:: Task data

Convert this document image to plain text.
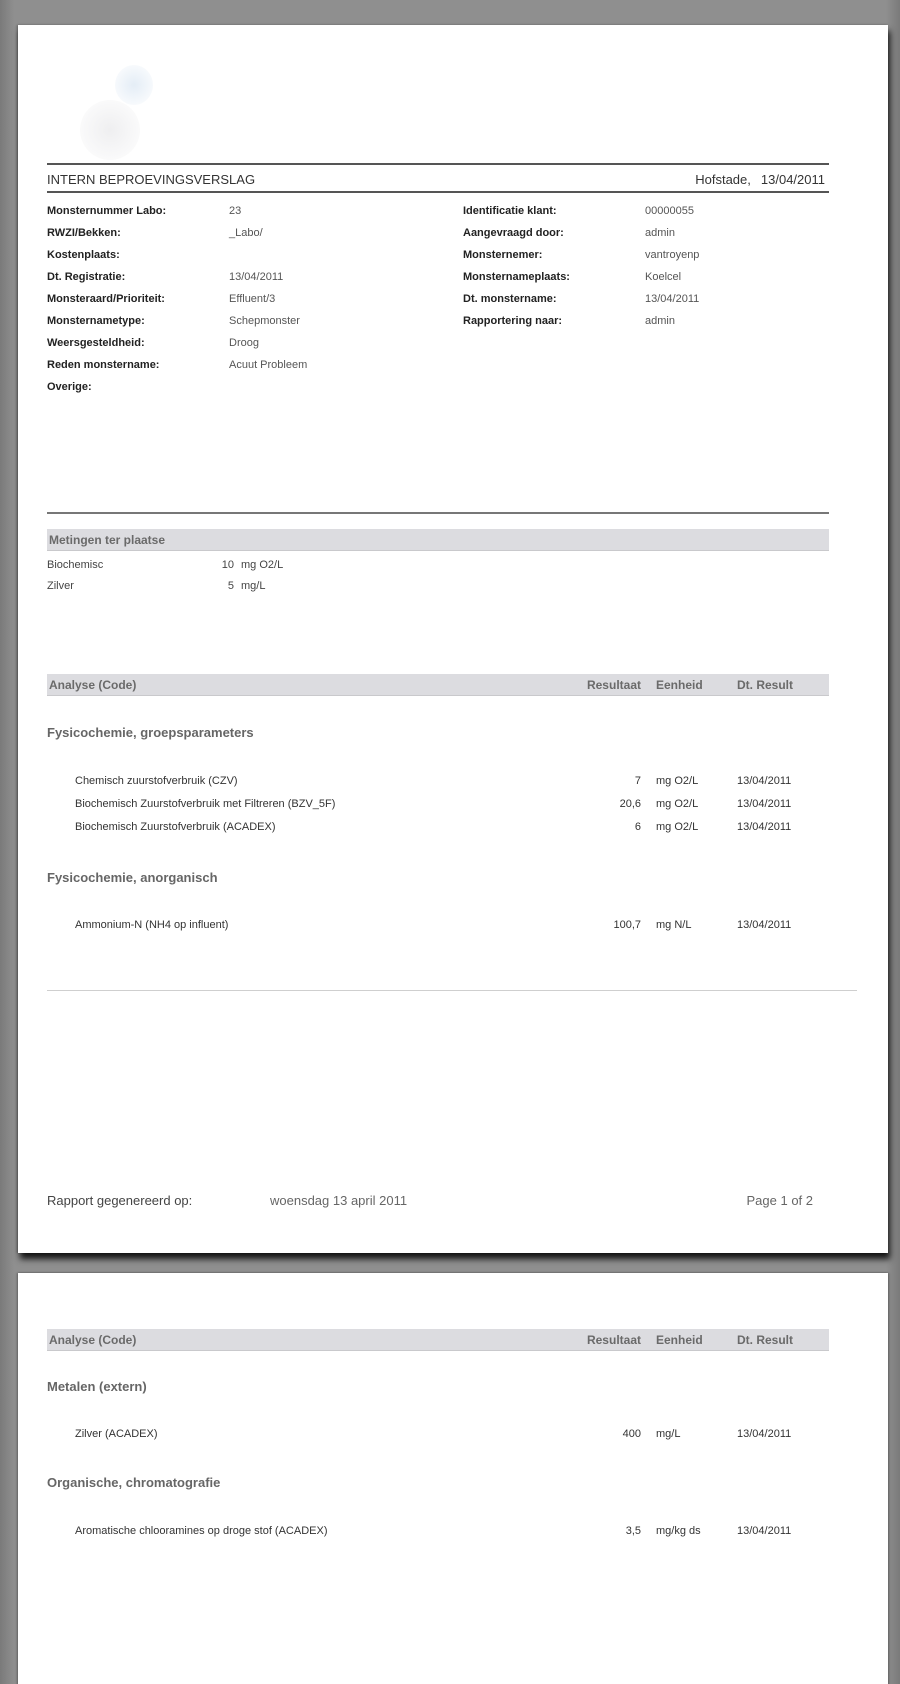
INTERN BEPROEVINGSVERSLAG	Hofstade, 13/04/2011
Monsternummer Labo:	23
RWZI/Bekken:	_Labo/
Kostenplaats:
Dt. Registratie:	13/04/2011
Monsteraard/Prioriteit:	Effluent/3
Monsternametype:	Schepmonster
Weersgesteldheid:	Droog
Reden monstername:	Acuut Probleem
Overige:
Identificatie klant:	00000055
Aangevraagd door:	admin
Monsternemer:	vantroyenp
Monsternameplaats:	Koelcel
Dt. monstername:	13/04/2011
Rapportering naar:	admin
Metingen ter plaatse
Biochemisc	10 mg O2/L
Zilver	5 mg/L
Analyse (Code)	Resultaat	Eenheid	Dt. Result
Fysicochemie, groepsparameters
Chemisch zuurstofverbruik (CZV)	7	mg O2/L	13/04/2011
Biochemisch Zuurstofverbruik met Filtreren (BZV_5F)	20,6	mg O2/L	13/04/2011
Biochemisch Zuurstofverbruik (ACADEX)	6	mg O2/L	13/04/2011
Fysicochemie, anorganisch
Ammonium-N (NH4 op influent)	100,7	mg N/L	13/04/2011
Rapport gegenereerd op:	woensdag 13 april 2011	Page 1 of 2
Analyse (Code)	Resultaat	Eenheid	Dt. Result
Metalen (extern)
Zilver (ACADEX)	400	mg/L	13/04/2011
Organische, chromatografie
Aromatische chlooramines op droge stof (ACADEX)	3,5	mg/kg ds	13/04/2011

::::

The request:
Output every entry exactly as given; pictures are not part of the copy.

The result:
Convert this document image to plain text.
INTERN BEPROEVINGSVERSLAG	Hofstade, 13/04/2011
Monsternummer Labo:	23
RWZI/Bekken:	_Labo/
Kostenplaats:
Dt. Registratie:	13/04/2011
Monsteraard/Prioriteit:	Effluent/3
Monsternametype:	Schepmonster
Weersgesteldheid:	Droog
Reden monstername:	Acuut Probleem
Overige:
Identificatie klant:	00000055
Aangevraagd door:	admin
Monsternemer:	vantroyenp
Monsternameplaats:	Koelcel
Dt. monstername:	13/04/2011
Rapportering naar:	admin
Metingen ter plaatse
Biochemisc	10 mg O2/L
Zilver	5 mg/L
Analyse (Code)	Resultaat	Eenheid	Dt. Result
Fysicochemie, groepsparameters
Chemisch zuurstofverbruik (CZV)	7	mg O2/L	13/04/2011
Biochemisch Zuurstofverbruik met Filtreren (BZV_5F)	20,6	mg O2/L	13/04/2011
Biochemisch Zuurstofverbruik (ACADEX)	6	mg O2/L	13/04/2011
Fysicochemie, anorganisch
Ammonium-N (NH4 op influent)	100,7	mg N/L	13/04/2011
Rapport gegenereerd op:	woensdag 13 april 2011	Page 1 of 2
Analyse (Code)	Resultaat	Eenheid	Dt. Result
Metalen (extern)
Zilver (ACADEX)	400	mg/L	13/04/2011
Organische, chromatografie
Aromatische chlooramines op droge stof (ACADEX)	3,5	mg/kg ds	13/04/2011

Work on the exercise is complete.